● What is needed
Which lines of the records contain "Hydropower"? Collect every one of them.

● Record set
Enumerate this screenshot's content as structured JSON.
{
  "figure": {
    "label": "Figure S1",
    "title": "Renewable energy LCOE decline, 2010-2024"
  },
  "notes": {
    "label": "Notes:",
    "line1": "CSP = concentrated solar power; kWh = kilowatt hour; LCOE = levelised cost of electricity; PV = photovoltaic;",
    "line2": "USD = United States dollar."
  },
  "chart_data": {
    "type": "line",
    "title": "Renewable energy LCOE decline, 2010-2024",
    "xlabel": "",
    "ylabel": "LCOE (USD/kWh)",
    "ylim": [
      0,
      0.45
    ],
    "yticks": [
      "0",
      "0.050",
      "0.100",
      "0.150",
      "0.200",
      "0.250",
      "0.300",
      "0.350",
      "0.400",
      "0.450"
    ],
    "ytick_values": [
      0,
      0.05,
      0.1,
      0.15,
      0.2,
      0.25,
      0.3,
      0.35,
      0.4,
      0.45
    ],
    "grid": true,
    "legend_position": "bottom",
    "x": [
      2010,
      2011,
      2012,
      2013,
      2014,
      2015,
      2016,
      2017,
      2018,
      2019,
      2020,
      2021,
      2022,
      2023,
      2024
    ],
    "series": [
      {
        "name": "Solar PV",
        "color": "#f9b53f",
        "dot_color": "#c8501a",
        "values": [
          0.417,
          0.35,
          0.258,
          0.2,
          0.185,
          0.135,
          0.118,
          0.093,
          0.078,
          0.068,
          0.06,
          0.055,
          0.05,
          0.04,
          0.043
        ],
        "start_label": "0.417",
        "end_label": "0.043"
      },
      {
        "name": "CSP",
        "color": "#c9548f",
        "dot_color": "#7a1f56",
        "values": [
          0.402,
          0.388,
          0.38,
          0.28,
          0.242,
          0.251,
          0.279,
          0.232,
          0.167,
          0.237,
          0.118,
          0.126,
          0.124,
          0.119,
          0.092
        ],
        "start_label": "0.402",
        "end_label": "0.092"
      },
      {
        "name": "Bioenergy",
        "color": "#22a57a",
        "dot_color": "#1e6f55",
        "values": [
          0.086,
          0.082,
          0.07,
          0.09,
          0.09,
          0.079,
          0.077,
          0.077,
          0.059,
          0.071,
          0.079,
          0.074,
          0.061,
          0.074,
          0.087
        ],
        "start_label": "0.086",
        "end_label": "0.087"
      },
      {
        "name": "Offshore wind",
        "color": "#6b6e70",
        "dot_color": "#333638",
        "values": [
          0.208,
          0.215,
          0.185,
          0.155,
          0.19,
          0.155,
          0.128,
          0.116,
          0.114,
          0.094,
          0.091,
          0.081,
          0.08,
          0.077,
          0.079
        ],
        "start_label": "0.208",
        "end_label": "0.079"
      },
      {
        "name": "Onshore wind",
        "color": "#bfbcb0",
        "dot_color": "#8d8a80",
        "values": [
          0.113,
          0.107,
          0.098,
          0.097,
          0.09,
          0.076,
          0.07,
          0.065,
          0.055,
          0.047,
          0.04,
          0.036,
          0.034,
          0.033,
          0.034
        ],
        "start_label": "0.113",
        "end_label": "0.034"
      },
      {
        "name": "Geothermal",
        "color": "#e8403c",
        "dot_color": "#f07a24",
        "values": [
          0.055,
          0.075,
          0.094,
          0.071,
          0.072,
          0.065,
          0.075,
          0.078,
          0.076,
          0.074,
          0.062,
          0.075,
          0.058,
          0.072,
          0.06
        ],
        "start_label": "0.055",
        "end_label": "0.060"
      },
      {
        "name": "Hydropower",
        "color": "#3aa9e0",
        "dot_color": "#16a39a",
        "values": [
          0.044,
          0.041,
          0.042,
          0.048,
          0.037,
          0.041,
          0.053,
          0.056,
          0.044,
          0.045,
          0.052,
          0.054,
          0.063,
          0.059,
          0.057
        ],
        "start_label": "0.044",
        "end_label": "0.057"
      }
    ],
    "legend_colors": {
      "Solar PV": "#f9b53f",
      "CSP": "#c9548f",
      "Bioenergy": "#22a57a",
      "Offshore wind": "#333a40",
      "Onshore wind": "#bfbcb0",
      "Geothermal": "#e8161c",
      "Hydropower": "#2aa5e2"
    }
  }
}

● Full answer
        "name": "Hydropower",
      "Hydropower": "#2aa5e2"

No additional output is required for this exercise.